> [EXERCISE DESCRIPTION] Transcribe the records that follow exactly. Skip the pictures.

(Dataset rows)

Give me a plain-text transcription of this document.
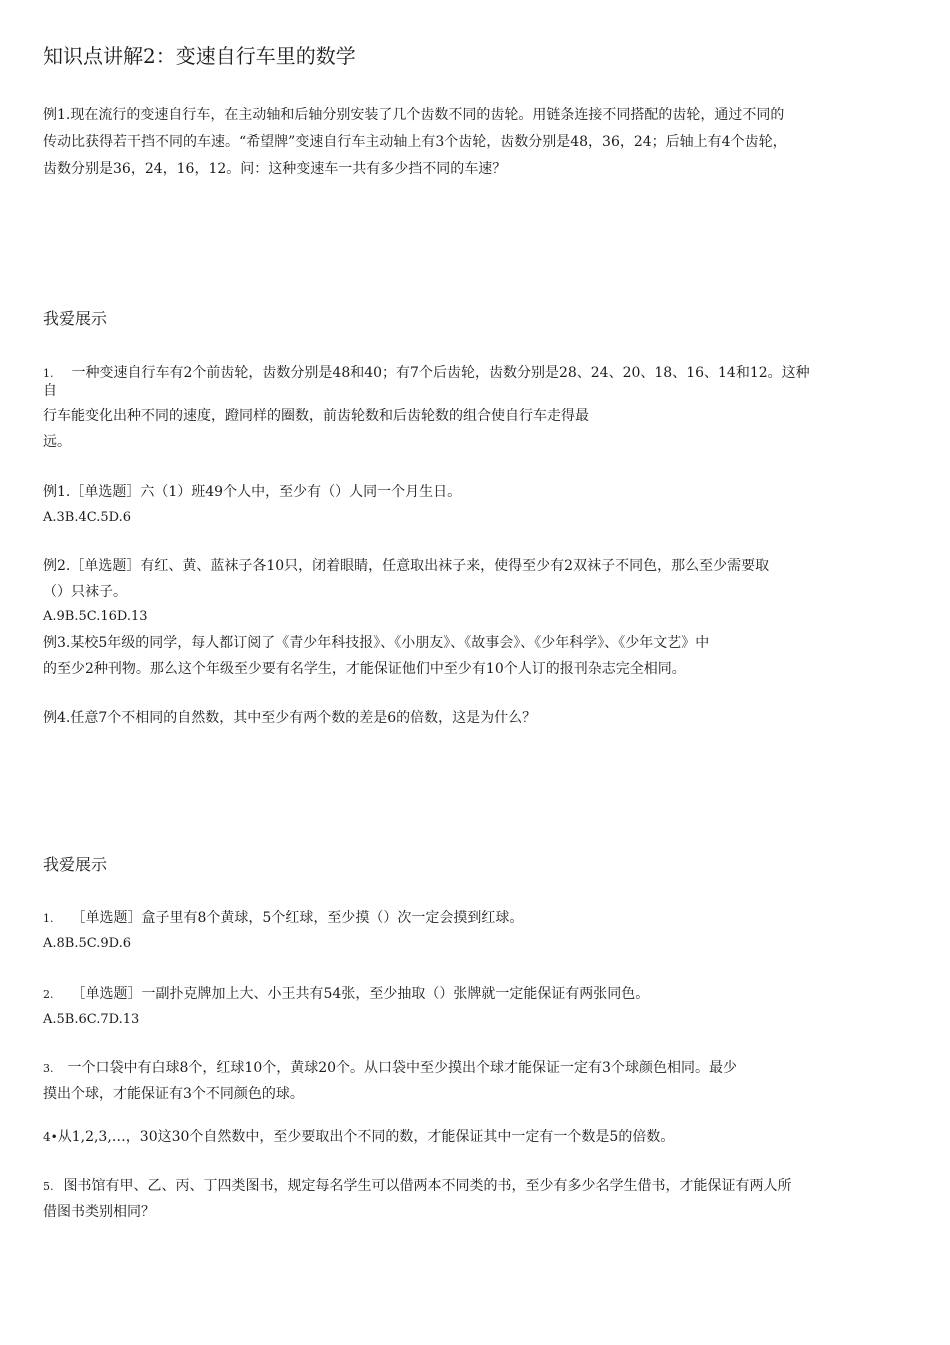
知识点讲解2：变速自行车里的数学
例1.现在流行的变速自行车，在主动轴和后轴分别安装了几个齿数不同的齿轮。用链条连接不同搭配的齿轮，通过不同的
传动比获得若干挡不同的车速。“希望牌”变速自行车主动轴上有3个齿轮，齿数分别是48，36，24；后轴上有4个齿轮，
齿数分别是36，24，16，12。问：这种变速车一共有多少挡不同的车速？
我爱展示
1. 一种变速自行车有2个前齿轮，齿数分别是48和40；有7个后齿轮，齿数分别是28、24、20、18、16、14和12。这种
自
行车能变化出种不同的速度，蹬同样的圈数，前齿轮数和后齿轮数的组合使自行车走得最
远。
例1.［单选题］六（1）班49个人中，至少有（）人同一个月生日。
A.3B.4C.5D.6
例2.［单选题］有红、黄、蓝袜子各10只，闭着眼睛，任意取出袜子来，使得至少有2双袜子不同色，那么至少需要取
（）只袜子。
A.9B.5C.16D.13
例3.某校5年级的同学，每人都订阅了《青少年科技报》、《小朋友》、《故事会》、《少年科学》、《少年文艺》中
的至少2种刊物。那么这个年级至少要有名学生，才能保证他们中至少有10个人订的报刊杂志完全相同。
例4.任意7个不相同的自然数，其中至少有两个数的差是6的倍数，这是为什么？
我爱展示
1. ［单选题］盒子里有8个黄球，5个红球，至少摸（）次一定会摸到红球。
A.8B.5C.9D.6
2. ［单选题］一副扑克牌加上大、小王共有54张，至少抽取（）张牌就一定能保证有两张同色。
A.5B.6C.7D.13
3. 一个口袋中有白球8个，红球10个，黄球20个。从口袋中至少摸出个球才能保证一定有3个球颜色相同。最少
摸出个球，才能保证有3个不同颜色的球。
4•从1,2,3,…，30这30个自然数中，至少要取出个不同的数，才能保证其中一定有一个数是5的倍数。
5. 图书馆有甲、乙、丙、丁四类图书，规定每名学生可以借两本不同类的书，至少有多少名学生借书，才能保证有两人所
借图书类别相同？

> [TASK RESPONSE]
Give me a plain-text transcription of this document.
知识点讲解2：变速自行车里的数学
例1.现在流行的变速自行车，在主动轴和后轴分别安装了几个齿数不同的齿轮。用链条连接不同搭配的齿轮，通过不同的
传动比获得若干挡不同的车速。“希望牌”变速自行车主动轴上有3个齿轮，齿数分别是48，36，24；后轴上有4个齿轮，
齿数分别是36，24，16，12。问：这种变速车一共有多少挡不同的车速？
我爱展示
1. 一种变速自行车有2个前齿轮，齿数分别是48和40；有7个后齿轮，齿数分别是28、24、20、18、16、14和12。这种
自
行车能变化出种不同的速度，蹬同样的圈数，前齿轮数和后齿轮数的组合使自行车走得最
远。
例1.［单选题］六（1）班49个人中，至少有（）人同一个月生日。
A.3B.4C.5D.6
例2.［单选题］有红、黄、蓝袜子各10只，闭着眼睛，任意取出袜子来，使得至少有2双袜子不同色，那么至少需要取
（）只袜子。
A.9B.5C.16D.13
例3.某校5年级的同学，每人都订阅了《青少年科技报》、《小朋友》、《故事会》、《少年科学》、《少年文艺》中
的至少2种刊物。那么这个年级至少要有名学生，才能保证他们中至少有10个人订的报刊杂志完全相同。
例4.任意7个不相同的自然数，其中至少有两个数的差是6的倍数，这是为什么？
我爱展示
1. ［单选题］盒子里有8个黄球，5个红球，至少摸（）次一定会摸到红球。
A.8B.5C.9D.6
2. ［单选题］一副扑克牌加上大、小王共有54张，至少抽取（）张牌就一定能保证有两张同色。
A.5B.6C.7D.13
3. 一个口袋中有白球8个，红球10个，黄球20个。从口袋中至少摸出个球才能保证一定有3个球颜色相同。最少
摸出个球，才能保证有3个不同颜色的球。
4•从1,2,3,…，30这30个自然数中，至少要取出个不同的数，才能保证其中一定有一个数是5的倍数。
5. 图书馆有甲、乙、丙、丁四类图书，规定每名学生可以借两本不同类的书，至少有多少名学生借书，才能保证有两人所
借图书类别相同？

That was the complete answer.